The problem>
Output the full listing below exactly, without the pictures.

Supplied entries>

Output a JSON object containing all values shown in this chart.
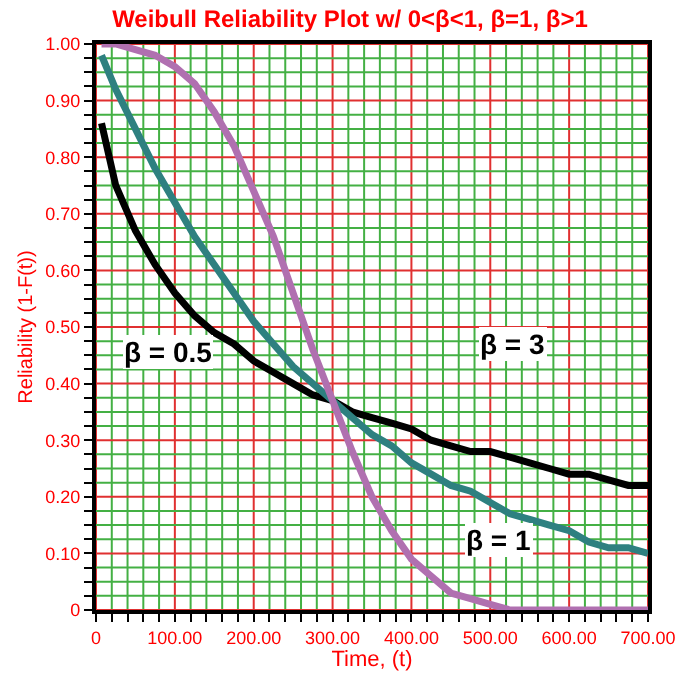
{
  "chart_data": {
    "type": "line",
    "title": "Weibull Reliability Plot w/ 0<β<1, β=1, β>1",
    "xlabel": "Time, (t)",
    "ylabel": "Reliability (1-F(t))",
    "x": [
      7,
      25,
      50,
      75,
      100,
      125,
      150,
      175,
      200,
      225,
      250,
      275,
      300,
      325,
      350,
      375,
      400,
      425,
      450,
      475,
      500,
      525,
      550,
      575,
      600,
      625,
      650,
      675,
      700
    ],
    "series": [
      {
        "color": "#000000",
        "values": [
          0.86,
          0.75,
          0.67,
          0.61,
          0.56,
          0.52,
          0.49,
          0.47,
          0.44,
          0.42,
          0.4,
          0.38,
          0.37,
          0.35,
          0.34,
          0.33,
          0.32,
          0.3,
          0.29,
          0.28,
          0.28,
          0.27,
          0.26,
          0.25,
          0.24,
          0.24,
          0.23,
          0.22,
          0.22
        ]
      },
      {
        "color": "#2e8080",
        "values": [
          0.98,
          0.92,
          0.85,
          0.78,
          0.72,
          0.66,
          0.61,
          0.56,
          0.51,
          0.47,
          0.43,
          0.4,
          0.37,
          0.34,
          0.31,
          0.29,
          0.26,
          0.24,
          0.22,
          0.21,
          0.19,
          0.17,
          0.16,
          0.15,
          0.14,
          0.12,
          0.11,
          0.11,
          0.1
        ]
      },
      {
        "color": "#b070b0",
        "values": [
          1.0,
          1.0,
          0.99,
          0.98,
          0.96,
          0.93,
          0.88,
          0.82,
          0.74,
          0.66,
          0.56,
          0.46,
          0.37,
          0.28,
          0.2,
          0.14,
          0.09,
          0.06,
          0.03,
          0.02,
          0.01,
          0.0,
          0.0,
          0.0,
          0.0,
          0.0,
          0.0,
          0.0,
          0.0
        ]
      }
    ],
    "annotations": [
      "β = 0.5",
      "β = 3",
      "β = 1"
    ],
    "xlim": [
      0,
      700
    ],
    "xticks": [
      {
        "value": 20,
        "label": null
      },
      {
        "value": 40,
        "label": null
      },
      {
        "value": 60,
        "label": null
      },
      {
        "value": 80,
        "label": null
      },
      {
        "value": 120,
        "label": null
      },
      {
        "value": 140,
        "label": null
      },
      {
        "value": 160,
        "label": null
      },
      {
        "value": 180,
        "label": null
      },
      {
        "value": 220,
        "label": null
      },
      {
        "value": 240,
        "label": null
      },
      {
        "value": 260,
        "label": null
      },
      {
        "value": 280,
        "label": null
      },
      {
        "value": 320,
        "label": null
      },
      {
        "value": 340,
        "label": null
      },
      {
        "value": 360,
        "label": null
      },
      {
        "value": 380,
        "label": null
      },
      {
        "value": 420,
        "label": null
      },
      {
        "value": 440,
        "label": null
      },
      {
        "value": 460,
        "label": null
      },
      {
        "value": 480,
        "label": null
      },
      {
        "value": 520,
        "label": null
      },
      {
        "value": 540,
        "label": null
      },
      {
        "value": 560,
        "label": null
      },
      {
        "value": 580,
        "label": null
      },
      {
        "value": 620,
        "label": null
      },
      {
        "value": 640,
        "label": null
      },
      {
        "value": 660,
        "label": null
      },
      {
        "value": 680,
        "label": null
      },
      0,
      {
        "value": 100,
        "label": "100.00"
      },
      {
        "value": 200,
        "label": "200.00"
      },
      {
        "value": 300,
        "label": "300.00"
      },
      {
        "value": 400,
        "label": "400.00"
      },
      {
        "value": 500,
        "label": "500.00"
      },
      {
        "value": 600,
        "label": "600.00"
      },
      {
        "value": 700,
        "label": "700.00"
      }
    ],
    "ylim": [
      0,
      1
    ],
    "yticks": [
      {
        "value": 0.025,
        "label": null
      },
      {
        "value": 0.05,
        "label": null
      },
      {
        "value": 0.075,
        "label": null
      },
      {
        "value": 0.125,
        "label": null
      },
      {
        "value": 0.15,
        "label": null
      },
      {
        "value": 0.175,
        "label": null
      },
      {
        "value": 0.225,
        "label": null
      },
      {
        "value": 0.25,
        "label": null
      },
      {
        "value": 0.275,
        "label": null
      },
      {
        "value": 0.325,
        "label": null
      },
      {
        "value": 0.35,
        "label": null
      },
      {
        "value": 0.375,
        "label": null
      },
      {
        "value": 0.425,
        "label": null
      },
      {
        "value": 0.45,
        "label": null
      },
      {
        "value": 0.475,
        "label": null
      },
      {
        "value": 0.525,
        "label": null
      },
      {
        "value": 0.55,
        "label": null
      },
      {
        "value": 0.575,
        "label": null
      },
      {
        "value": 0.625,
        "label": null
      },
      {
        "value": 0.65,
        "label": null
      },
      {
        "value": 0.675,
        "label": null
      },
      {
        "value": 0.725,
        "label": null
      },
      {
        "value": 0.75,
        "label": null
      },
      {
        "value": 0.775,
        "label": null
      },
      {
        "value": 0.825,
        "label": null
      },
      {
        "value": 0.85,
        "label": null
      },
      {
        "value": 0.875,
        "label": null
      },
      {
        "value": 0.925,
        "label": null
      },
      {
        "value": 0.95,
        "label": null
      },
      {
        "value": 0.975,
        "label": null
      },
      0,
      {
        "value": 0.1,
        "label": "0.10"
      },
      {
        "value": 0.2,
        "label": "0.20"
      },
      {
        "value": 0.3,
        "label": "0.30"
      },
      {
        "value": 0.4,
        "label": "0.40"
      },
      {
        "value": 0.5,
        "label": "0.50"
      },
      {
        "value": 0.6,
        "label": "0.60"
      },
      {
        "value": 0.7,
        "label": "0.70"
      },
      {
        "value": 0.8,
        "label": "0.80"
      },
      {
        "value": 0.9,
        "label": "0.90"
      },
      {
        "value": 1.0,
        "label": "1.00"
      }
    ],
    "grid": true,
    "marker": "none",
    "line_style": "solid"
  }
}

Completed task>
Output a JSON object containing all values shown in this chart.
{
  "chart_data": {
    "type": "line",
    "title": "Weibull Reliability Plot w/ 0<β<1, β=1, β>1",
    "xlabel": "Time, (t)",
    "ylabel": "Reliability (1-F(t))",
    "x": [
      7,
      25,
      50,
      75,
      100,
      125,
      150,
      175,
      200,
      225,
      250,
      275,
      300,
      325,
      350,
      375,
      400,
      425,
      450,
      475,
      500,
      525,
      550,
      575,
      600,
      625,
      650,
      675,
      700
    ],
    "series": [
      {
        "color": "#000000",
        "values": [
          0.86,
          0.75,
          0.67,
          0.61,
          0.56,
          0.52,
          0.49,
          0.47,
          0.44,
          0.42,
          0.4,
          0.38,
          0.37,
          0.35,
          0.34,
          0.33,
          0.32,
          0.3,
          0.29,
          0.28,
          0.28,
          0.27,
          0.26,
          0.25,
          0.24,
          0.24,
          0.23,
          0.22,
          0.22
        ]
      },
      {
        "color": "#2e8080",
        "values": [
          0.98,
          0.92,
          0.85,
          0.78,
          0.72,
          0.66,
          0.61,
          0.56,
          0.51,
          0.47,
          0.43,
          0.4,
          0.37,
          0.34,
          0.31,
          0.29,
          0.26,
          0.24,
          0.22,
          0.21,
          0.19,
          0.17,
          0.16,
          0.15,
          0.14,
          0.12,
          0.11,
          0.11,
          0.1
        ]
      },
      {
        "color": "#b070b0",
        "values": [
          1.0,
          1.0,
          0.99,
          0.98,
          0.96,
          0.93,
          0.88,
          0.82,
          0.74,
          0.66,
          0.56,
          0.46,
          0.37,
          0.28,
          0.2,
          0.14,
          0.09,
          0.06,
          0.03,
          0.02,
          0.01,
          0.0,
          0.0,
          0.0,
          0.0,
          0.0,
          0.0,
          0.0,
          0.0
        ]
      }
    ],
    "annotations": [
      "β = 0.5",
      "β = 3",
      "β = 1"
    ],
    "xlim": [
      0,
      700
    ],
    "xticks": [
      {
        "value": 20,
        "label": null
      },
      {
        "value": 40,
        "label": null
      },
      {
        "value": 60,
        "label": null
      },
      {
        "value": 80,
        "label": null
      },
      {
        "value": 120,
        "label": null
      },
      {
        "value": 140,
        "label": null
      },
      {
        "value": 160,
        "label": null
      },
      {
        "value": 180,
        "label": null
      },
      {
        "value": 220,
        "label": null
      },
      {
        "value": 240,
        "label": null
      },
      {
        "value": 260,
        "label": null
      },
      {
        "value": 280,
        "label": null
      },
      {
        "value": 320,
        "label": null
      },
      {
        "value": 340,
        "label": null
      },
      {
        "value": 360,
        "label": null
      },
      {
        "value": 380,
        "label": null
      },
      {
        "value": 420,
        "label": null
      },
      {
        "value": 440,
        "label": null
      },
      {
        "value": 460,
        "label": null
      },
      {
        "value": 480,
        "label": null
      },
      {
        "value": 520,
        "label": null
      },
      {
        "value": 540,
        "label": null
      },
      {
        "value": 560,
        "label": null
      },
      {
        "value": 580,
        "label": null
      },
      {
        "value": 620,
        "label": null
      },
      {
        "value": 640,
        "label": null
      },
      {
        "value": 660,
        "label": null
      },
      {
        "value": 680,
        "label": null
      },
      0,
      {
        "value": 100,
        "label": "100.00"
      },
      {
        "value": 200,
        "label": "200.00"
      },
      {
        "value": 300,
        "label": "300.00"
      },
      {
        "value": 400,
        "label": "400.00"
      },
      {
        "value": 500,
        "label": "500.00"
      },
      {
        "value": 600,
        "label": "600.00"
      },
      {
        "value": 700,
        "label": "700.00"
      }
    ],
    "ylim": [
      0,
      1
    ],
    "yticks": [
      {
        "value": 0.025,
        "label": null
      },
      {
        "value": 0.05,
        "label": null
      },
      {
        "value": 0.075,
        "label": null
      },
      {
        "value": 0.125,
        "label": null
      },
      {
        "value": 0.15,
        "label": null
      },
      {
        "value": 0.175,
        "label": null
      },
      {
        "value": 0.225,
        "label": null
      },
      {
        "value": 0.25,
        "label": null
      },
      {
        "value": 0.275,
        "label": null
      },
      {
        "value": 0.325,
        "label": null
      },
      {
        "value": 0.35,
        "label": null
      },
      {
        "value": 0.375,
        "label": null
      },
      {
        "value": 0.425,
        "label": null
      },
      {
        "value": 0.45,
        "label": null
      },
      {
        "value": 0.475,
        "label": null
      },
      {
        "value": 0.525,
        "label": null
      },
      {
        "value": 0.55,
        "label": null
      },
      {
        "value": 0.575,
        "label": null
      },
      {
        "value": 0.625,
        "label": null
      },
      {
        "value": 0.65,
        "label": null
      },
      {
        "value": 0.675,
        "label": null
      },
      {
        "value": 0.725,
        "label": null
      },
      {
        "value": 0.75,
        "label": null
      },
      {
        "value": 0.775,
        "label": null
      },
      {
        "value": 0.825,
        "label": null
      },
      {
        "value": 0.85,
        "label": null
      },
      {
        "value": 0.875,
        "label": null
      },
      {
        "value": 0.925,
        "label": null
      },
      {
        "value": 0.95,
        "label": null
      },
      {
        "value": 0.975,
        "label": null
      },
      0,
      {
        "value": 0.1,
        "label": "0.10"
      },
      {
        "value": 0.2,
        "label": "0.20"
      },
      {
        "value": 0.3,
        "label": "0.30"
      },
      {
        "value": 0.4,
        "label": "0.40"
      },
      {
        "value": 0.5,
        "label": "0.50"
      },
      {
        "value": 0.6,
        "label": "0.60"
      },
      {
        "value": 0.7,
        "label": "0.70"
      },
      {
        "value": 0.8,
        "label": "0.80"
      },
      {
        "value": 0.9,
        "label": "0.90"
      },
      {
        "value": 1.0,
        "label": "1.00"
      }
    ],
    "grid": true,
    "marker": "none",
    "line_style": "solid"
  }
}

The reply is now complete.